• [PROBLEM DETAILS]:
Reproduce all the lines exactly as they stand, apart from the pictures.

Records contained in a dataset
────────

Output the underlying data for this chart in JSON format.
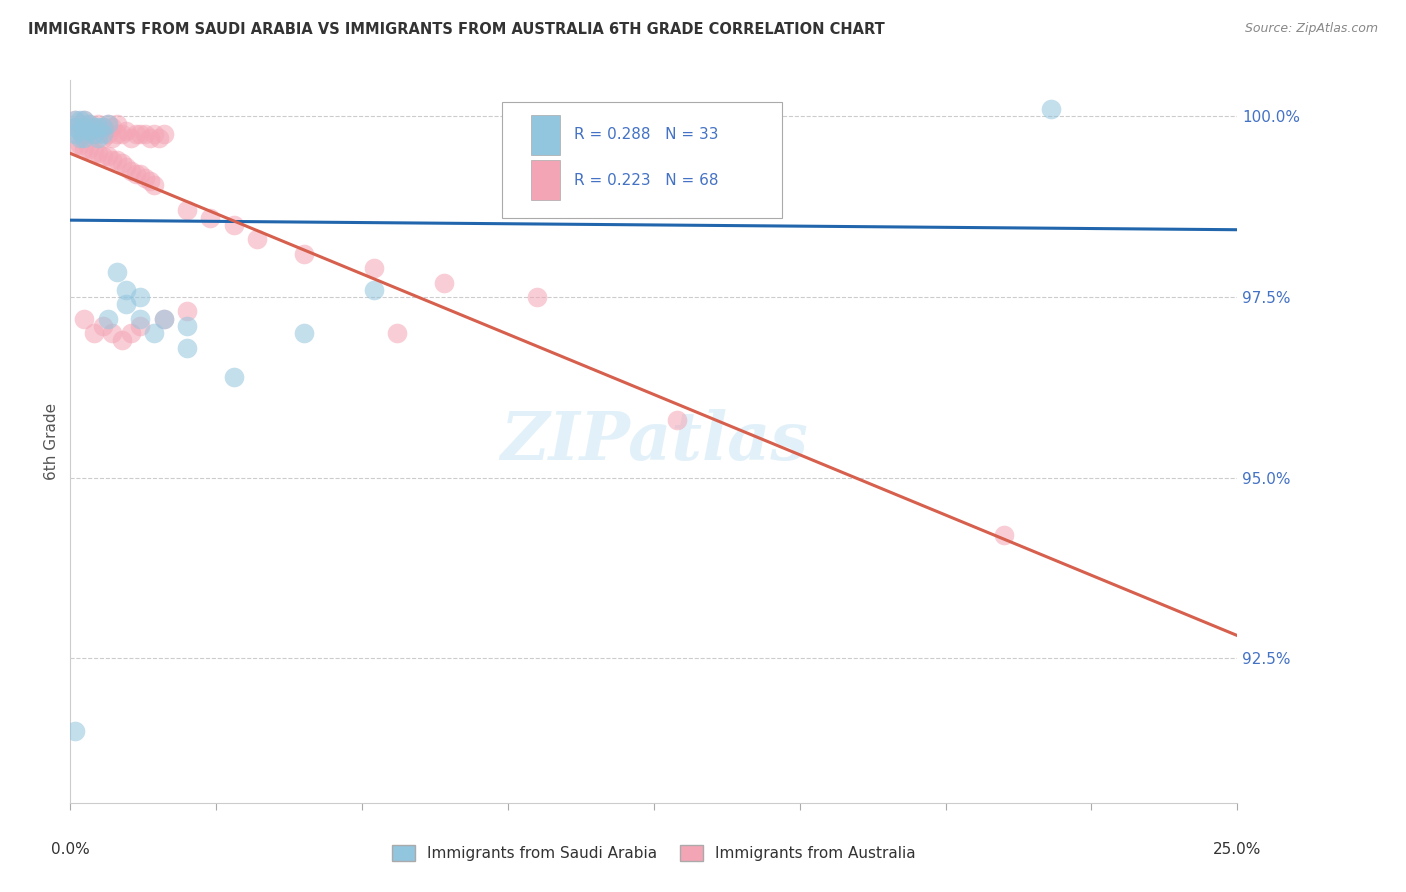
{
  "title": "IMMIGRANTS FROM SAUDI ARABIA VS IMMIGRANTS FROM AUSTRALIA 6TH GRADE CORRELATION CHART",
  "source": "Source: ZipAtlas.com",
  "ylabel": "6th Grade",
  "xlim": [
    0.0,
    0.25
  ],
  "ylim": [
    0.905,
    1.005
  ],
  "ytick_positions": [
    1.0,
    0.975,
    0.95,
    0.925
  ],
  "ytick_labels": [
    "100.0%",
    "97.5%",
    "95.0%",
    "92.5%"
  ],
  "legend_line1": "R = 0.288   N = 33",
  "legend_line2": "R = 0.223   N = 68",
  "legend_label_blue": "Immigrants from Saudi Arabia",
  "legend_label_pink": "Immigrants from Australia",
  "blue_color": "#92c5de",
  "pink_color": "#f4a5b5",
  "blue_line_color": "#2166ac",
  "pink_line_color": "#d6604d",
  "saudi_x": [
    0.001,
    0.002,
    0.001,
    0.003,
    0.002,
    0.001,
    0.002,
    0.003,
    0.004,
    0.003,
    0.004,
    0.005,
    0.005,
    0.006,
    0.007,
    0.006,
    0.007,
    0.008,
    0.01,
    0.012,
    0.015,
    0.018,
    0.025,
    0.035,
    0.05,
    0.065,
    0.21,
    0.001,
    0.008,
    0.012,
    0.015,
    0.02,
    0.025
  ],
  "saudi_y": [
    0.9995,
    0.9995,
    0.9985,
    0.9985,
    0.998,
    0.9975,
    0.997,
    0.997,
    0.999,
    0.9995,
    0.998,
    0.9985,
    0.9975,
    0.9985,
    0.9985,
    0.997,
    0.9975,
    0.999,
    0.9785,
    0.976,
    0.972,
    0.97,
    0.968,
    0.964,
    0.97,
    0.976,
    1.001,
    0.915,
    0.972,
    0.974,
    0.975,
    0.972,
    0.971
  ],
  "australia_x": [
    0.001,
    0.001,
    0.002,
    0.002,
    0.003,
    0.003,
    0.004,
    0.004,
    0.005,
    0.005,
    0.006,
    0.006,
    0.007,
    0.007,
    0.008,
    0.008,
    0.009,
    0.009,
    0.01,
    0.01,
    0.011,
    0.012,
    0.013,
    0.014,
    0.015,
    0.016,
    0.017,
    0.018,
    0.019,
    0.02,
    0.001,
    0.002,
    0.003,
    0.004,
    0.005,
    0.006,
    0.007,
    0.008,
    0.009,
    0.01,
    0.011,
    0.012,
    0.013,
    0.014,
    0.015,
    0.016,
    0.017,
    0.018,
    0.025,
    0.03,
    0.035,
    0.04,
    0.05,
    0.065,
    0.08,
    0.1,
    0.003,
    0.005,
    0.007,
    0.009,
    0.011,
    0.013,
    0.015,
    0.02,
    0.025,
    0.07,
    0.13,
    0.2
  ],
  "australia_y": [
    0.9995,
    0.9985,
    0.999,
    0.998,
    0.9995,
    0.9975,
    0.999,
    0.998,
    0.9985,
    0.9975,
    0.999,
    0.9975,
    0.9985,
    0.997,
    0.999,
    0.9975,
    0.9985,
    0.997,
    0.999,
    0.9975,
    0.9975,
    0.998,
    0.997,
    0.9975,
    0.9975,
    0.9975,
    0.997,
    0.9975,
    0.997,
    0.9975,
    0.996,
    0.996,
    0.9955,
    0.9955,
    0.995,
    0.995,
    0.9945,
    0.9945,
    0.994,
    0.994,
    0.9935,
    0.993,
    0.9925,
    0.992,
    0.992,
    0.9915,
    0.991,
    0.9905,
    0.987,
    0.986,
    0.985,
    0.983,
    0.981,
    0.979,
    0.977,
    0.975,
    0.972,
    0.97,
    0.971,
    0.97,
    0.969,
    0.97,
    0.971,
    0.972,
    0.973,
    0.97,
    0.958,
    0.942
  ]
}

────────

• [WORKED SOLUTION]:
Output the underlying data for this chart in JSON format.
{
  "title": "IMMIGRANTS FROM SAUDI ARABIA VS IMMIGRANTS FROM AUSTRALIA 6TH GRADE CORRELATION CHART",
  "source": "Source: ZipAtlas.com",
  "ylabel": "6th Grade",
  "xlim": [
    0.0,
    0.25
  ],
  "ylim": [
    0.905,
    1.005
  ],
  "ytick_positions": [
    1.0,
    0.975,
    0.95,
    0.925
  ],
  "ytick_labels": [
    "100.0%",
    "97.5%",
    "95.0%",
    "92.5%"
  ],
  "legend_line1": "R = 0.288   N = 33",
  "legend_line2": "R = 0.223   N = 68",
  "legend_label_blue": "Immigrants from Saudi Arabia",
  "legend_label_pink": "Immigrants from Australia",
  "blue_color": "#92c5de",
  "pink_color": "#f4a5b5",
  "blue_line_color": "#2166ac",
  "pink_line_color": "#d6604d",
  "saudi_x": [
    0.001,
    0.002,
    0.001,
    0.003,
    0.002,
    0.001,
    0.002,
    0.003,
    0.004,
    0.003,
    0.004,
    0.005,
    0.005,
    0.006,
    0.007,
    0.006,
    0.007,
    0.008,
    0.01,
    0.012,
    0.015,
    0.018,
    0.025,
    0.035,
    0.05,
    0.065,
    0.21,
    0.001,
    0.008,
    0.012,
    0.015,
    0.02,
    0.025
  ],
  "saudi_y": [
    0.9995,
    0.9995,
    0.9985,
    0.9985,
    0.998,
    0.9975,
    0.997,
    0.997,
    0.999,
    0.9995,
    0.998,
    0.9985,
    0.9975,
    0.9985,
    0.9985,
    0.997,
    0.9975,
    0.999,
    0.9785,
    0.976,
    0.972,
    0.97,
    0.968,
    0.964,
    0.97,
    0.976,
    1.001,
    0.915,
    0.972,
    0.974,
    0.975,
    0.972,
    0.971
  ],
  "australia_x": [
    0.001,
    0.001,
    0.002,
    0.002,
    0.003,
    0.003,
    0.004,
    0.004,
    0.005,
    0.005,
    0.006,
    0.006,
    0.007,
    0.007,
    0.008,
    0.008,
    0.009,
    0.009,
    0.01,
    0.01,
    0.011,
    0.012,
    0.013,
    0.014,
    0.015,
    0.016,
    0.017,
    0.018,
    0.019,
    0.02,
    0.001,
    0.002,
    0.003,
    0.004,
    0.005,
    0.006,
    0.007,
    0.008,
    0.009,
    0.01,
    0.011,
    0.012,
    0.013,
    0.014,
    0.015,
    0.016,
    0.017,
    0.018,
    0.025,
    0.03,
    0.035,
    0.04,
    0.05,
    0.065,
    0.08,
    0.1,
    0.003,
    0.005,
    0.007,
    0.009,
    0.011,
    0.013,
    0.015,
    0.02,
    0.025,
    0.07,
    0.13,
    0.2
  ],
  "australia_y": [
    0.9995,
    0.9985,
    0.999,
    0.998,
    0.9995,
    0.9975,
    0.999,
    0.998,
    0.9985,
    0.9975,
    0.999,
    0.9975,
    0.9985,
    0.997,
    0.999,
    0.9975,
    0.9985,
    0.997,
    0.999,
    0.9975,
    0.9975,
    0.998,
    0.997,
    0.9975,
    0.9975,
    0.9975,
    0.997,
    0.9975,
    0.997,
    0.9975,
    0.996,
    0.996,
    0.9955,
    0.9955,
    0.995,
    0.995,
    0.9945,
    0.9945,
    0.994,
    0.994,
    0.9935,
    0.993,
    0.9925,
    0.992,
    0.992,
    0.9915,
    0.991,
    0.9905,
    0.987,
    0.986,
    0.985,
    0.983,
    0.981,
    0.979,
    0.977,
    0.975,
    0.972,
    0.97,
    0.971,
    0.97,
    0.969,
    0.97,
    0.971,
    0.972,
    0.973,
    0.97,
    0.958,
    0.942
  ]
}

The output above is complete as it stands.